Data entries
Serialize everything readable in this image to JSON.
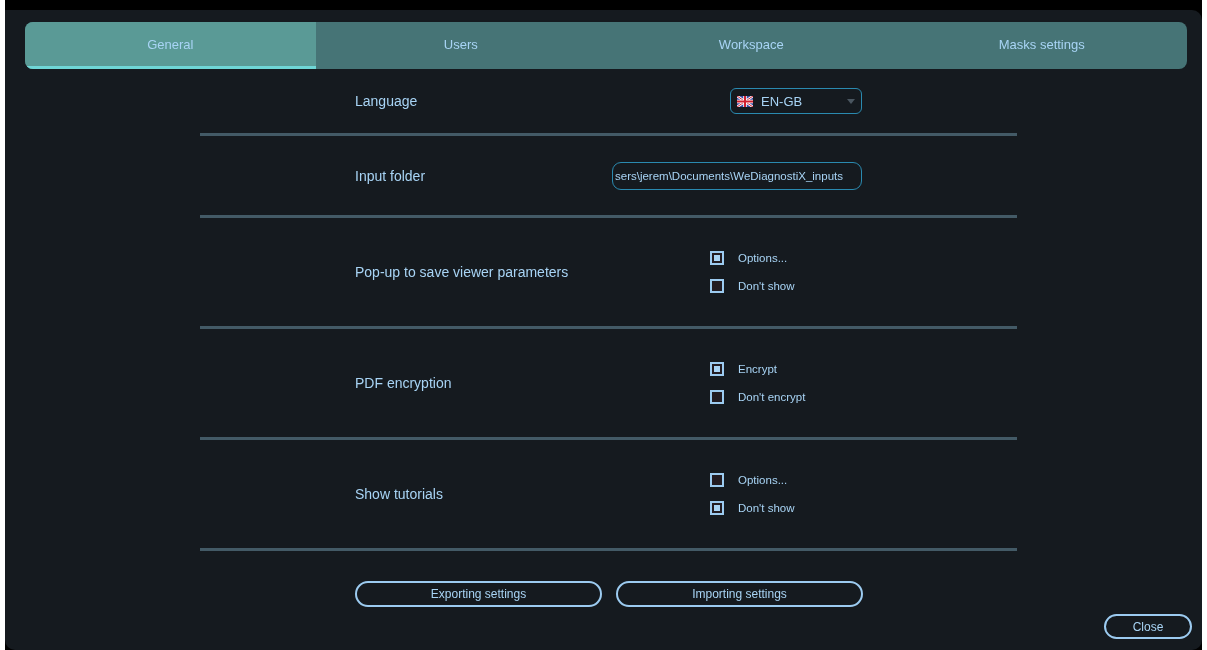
{
  "tabs": [
    {
      "label": "General",
      "selected": true
    },
    {
      "label": "Users",
      "selected": false
    },
    {
      "label": "Workspace",
      "selected": false
    },
    {
      "label": "Masks settings",
      "selected": false
    }
  ],
  "settings": [
    {
      "kind": "dropdown",
      "label": "Language",
      "value": "EN-GB"
    },
    {
      "kind": "path",
      "label": "Input folder",
      "value": "sers\\jerem\\Documents\\WeDiagnostiX_inputs"
    },
    {
      "kind": "choices",
      "label": "Pop-up to save viewer parameters",
      "options": [
        {
          "label": "Options...",
          "checked": true
        },
        {
          "label": "Don't show",
          "checked": false
        }
      ]
    },
    {
      "kind": "choices",
      "label": "PDF encryption",
      "options": [
        {
          "label": "Encrypt",
          "checked": true
        },
        {
          "label": "Don't encrypt",
          "checked": false
        }
      ]
    },
    {
      "kind": "choices",
      "label": "Show tutorials",
      "options": [
        {
          "label": "Options...",
          "checked": false
        },
        {
          "label": "Don't show",
          "checked": true
        }
      ]
    }
  ],
  "buttons": [
    "Exporting settings",
    "Importing settings"
  ],
  "close": "Close"
}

### DIRECTIONS FOR THIS TASK
Without the pictures, print the records in full, exactly as they appear.

### SOLUTION FOR THIS PROBLEM
Serialize everything readable in this image to JSON.
{
  "tabs": [
    {
      "label": "General",
      "selected": true
    },
    {
      "label": "Users",
      "selected": false
    },
    {
      "label": "Workspace",
      "selected": false
    },
    {
      "label": "Masks settings",
      "selected": false
    }
  ],
  "settings": [
    {
      "kind": "dropdown",
      "label": "Language",
      "value": "EN-GB"
    },
    {
      "kind": "path",
      "label": "Input folder",
      "value": "sers\\jerem\\Documents\\WeDiagnostiX_inputs"
    },
    {
      "kind": "choices",
      "label": "Pop-up to save viewer parameters",
      "options": [
        {
          "label": "Options...",
          "checked": true
        },
        {
          "label": "Don't show",
          "checked": false
        }
      ]
    },
    {
      "kind": "choices",
      "label": "PDF encryption",
      "options": [
        {
          "label": "Encrypt",
          "checked": true
        },
        {
          "label": "Don't encrypt",
          "checked": false
        }
      ]
    },
    {
      "kind": "choices",
      "label": "Show tutorials",
      "options": [
        {
          "label": "Options...",
          "checked": false
        },
        {
          "label": "Don't show",
          "checked": true
        }
      ]
    }
  ],
  "buttons": [
    "Exporting settings",
    "Importing settings"
  ],
  "close": "Close"
}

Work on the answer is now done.